═════ AVAILABLE DATA ═════
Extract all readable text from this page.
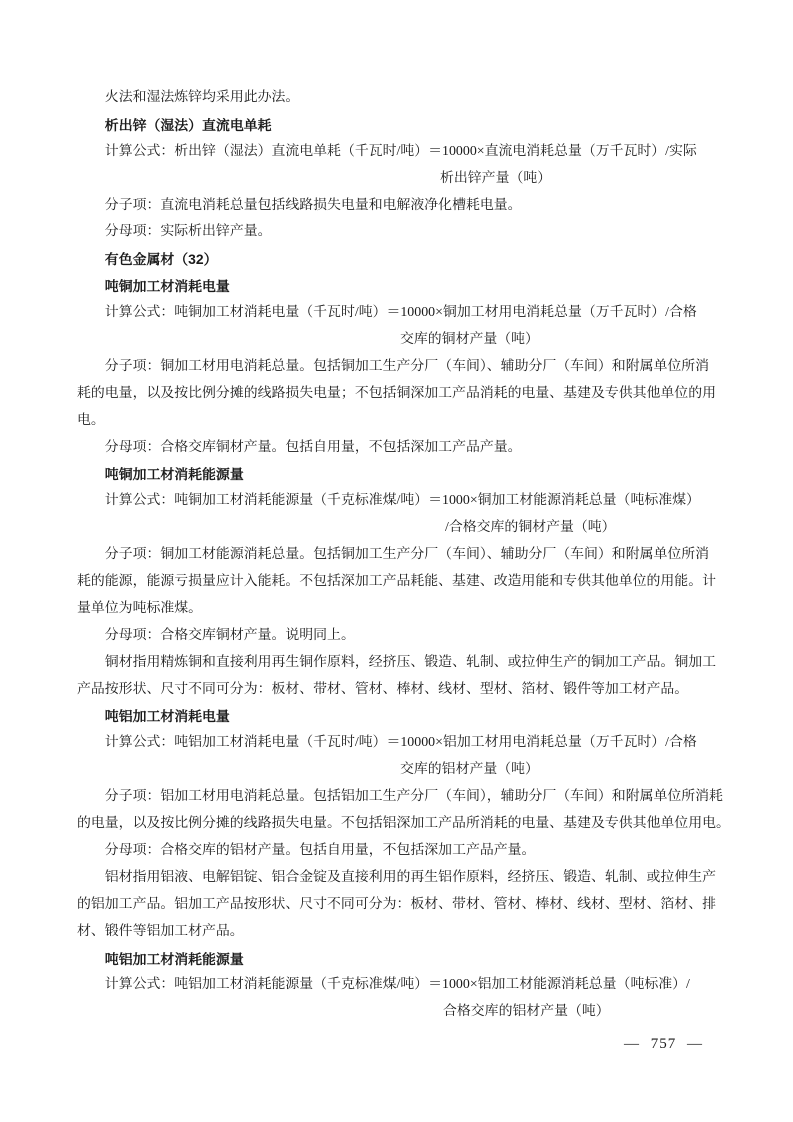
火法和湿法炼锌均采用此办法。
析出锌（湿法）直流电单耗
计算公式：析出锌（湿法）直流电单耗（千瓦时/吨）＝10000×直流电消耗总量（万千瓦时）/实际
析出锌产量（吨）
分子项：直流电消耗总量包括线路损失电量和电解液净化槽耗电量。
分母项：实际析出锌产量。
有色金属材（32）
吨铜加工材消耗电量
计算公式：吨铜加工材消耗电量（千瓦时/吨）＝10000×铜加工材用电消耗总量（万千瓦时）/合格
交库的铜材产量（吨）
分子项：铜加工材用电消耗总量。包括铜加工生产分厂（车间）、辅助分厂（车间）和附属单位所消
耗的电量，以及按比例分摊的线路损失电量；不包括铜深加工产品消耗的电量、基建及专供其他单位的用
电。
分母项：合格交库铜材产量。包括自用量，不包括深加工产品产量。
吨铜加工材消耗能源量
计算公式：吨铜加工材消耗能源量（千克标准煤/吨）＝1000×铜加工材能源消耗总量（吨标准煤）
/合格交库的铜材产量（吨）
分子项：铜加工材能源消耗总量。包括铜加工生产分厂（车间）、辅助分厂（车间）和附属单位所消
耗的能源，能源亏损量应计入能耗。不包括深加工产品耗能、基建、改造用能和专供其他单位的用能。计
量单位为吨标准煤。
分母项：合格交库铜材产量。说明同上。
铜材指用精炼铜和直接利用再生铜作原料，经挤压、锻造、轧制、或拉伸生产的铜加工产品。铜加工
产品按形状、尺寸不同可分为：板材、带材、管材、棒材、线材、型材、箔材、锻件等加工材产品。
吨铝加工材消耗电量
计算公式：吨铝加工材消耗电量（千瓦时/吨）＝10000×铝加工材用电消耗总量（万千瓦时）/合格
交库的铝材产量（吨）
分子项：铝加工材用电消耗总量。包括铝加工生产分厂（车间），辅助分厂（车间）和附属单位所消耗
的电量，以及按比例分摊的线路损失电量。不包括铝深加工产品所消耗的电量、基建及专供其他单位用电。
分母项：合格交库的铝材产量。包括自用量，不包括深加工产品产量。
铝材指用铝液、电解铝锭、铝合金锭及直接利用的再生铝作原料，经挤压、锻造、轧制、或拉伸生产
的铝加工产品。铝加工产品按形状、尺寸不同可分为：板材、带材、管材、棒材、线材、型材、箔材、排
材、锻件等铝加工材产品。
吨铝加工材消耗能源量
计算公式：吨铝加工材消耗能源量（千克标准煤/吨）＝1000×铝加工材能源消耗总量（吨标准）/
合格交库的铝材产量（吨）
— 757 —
═════
§ WRITTEN INSTRUCTION
Give an exact copy of the material, leaving out every picture.

§ EXPECTED ANSWER
Extract all readable text from this page.
火法和湿法炼锌均采用此办法。
析出锌（湿法）直流电单耗
计算公式：析出锌（湿法）直流电单耗（千瓦时/吨）＝10000×直流电消耗总量（万千瓦时）/实际
析出锌产量（吨）
分子项：直流电消耗总量包括线路损失电量和电解液净化槽耗电量。
分母项：实际析出锌产量。
有色金属材（32）
吨铜加工材消耗电量
计算公式：吨铜加工材消耗电量（千瓦时/吨）＝10000×铜加工材用电消耗总量（万千瓦时）/合格
交库的铜材产量（吨）
分子项：铜加工材用电消耗总量。包括铜加工生产分厂（车间）、辅助分厂（车间）和附属单位所消
耗的电量，以及按比例分摊的线路损失电量；不包括铜深加工产品消耗的电量、基建及专供其他单位的用
电。
分母项：合格交库铜材产量。包括自用量，不包括深加工产品产量。
吨铜加工材消耗能源量
计算公式：吨铜加工材消耗能源量（千克标准煤/吨）＝1000×铜加工材能源消耗总量（吨标准煤）
/合格交库的铜材产量（吨）
分子项：铜加工材能源消耗总量。包括铜加工生产分厂（车间）、辅助分厂（车间）和附属单位所消
耗的能源，能源亏损量应计入能耗。不包括深加工产品耗能、基建、改造用能和专供其他单位的用能。计
量单位为吨标准煤。
分母项：合格交库铜材产量。说明同上。
铜材指用精炼铜和直接利用再生铜作原料，经挤压、锻造、轧制、或拉伸生产的铜加工产品。铜加工
产品按形状、尺寸不同可分为：板材、带材、管材、棒材、线材、型材、箔材、锻件等加工材产品。
吨铝加工材消耗电量
计算公式：吨铝加工材消耗电量（千瓦时/吨）＝10000×铝加工材用电消耗总量（万千瓦时）/合格
交库的铝材产量（吨）
分子项：铝加工材用电消耗总量。包括铝加工生产分厂（车间），辅助分厂（车间）和附属单位所消耗
的电量，以及按比例分摊的线路损失电量。不包括铝深加工产品所消耗的电量、基建及专供其他单位用电。
分母项：合格交库的铝材产量。包括自用量，不包括深加工产品产量。
铝材指用铝液、电解铝锭、铝合金锭及直接利用的再生铝作原料，经挤压、锻造、轧制、或拉伸生产
的铝加工产品。铝加工产品按形状、尺寸不同可分为：板材、带材、管材、棒材、线材、型材、箔材、排
材、锻件等铝加工材产品。
吨铝加工材消耗能源量
计算公式：吨铝加工材消耗能源量（千克标准煤/吨）＝1000×铝加工材能源消耗总量（吨标准）/
合格交库的铝材产量（吨）
— 757 —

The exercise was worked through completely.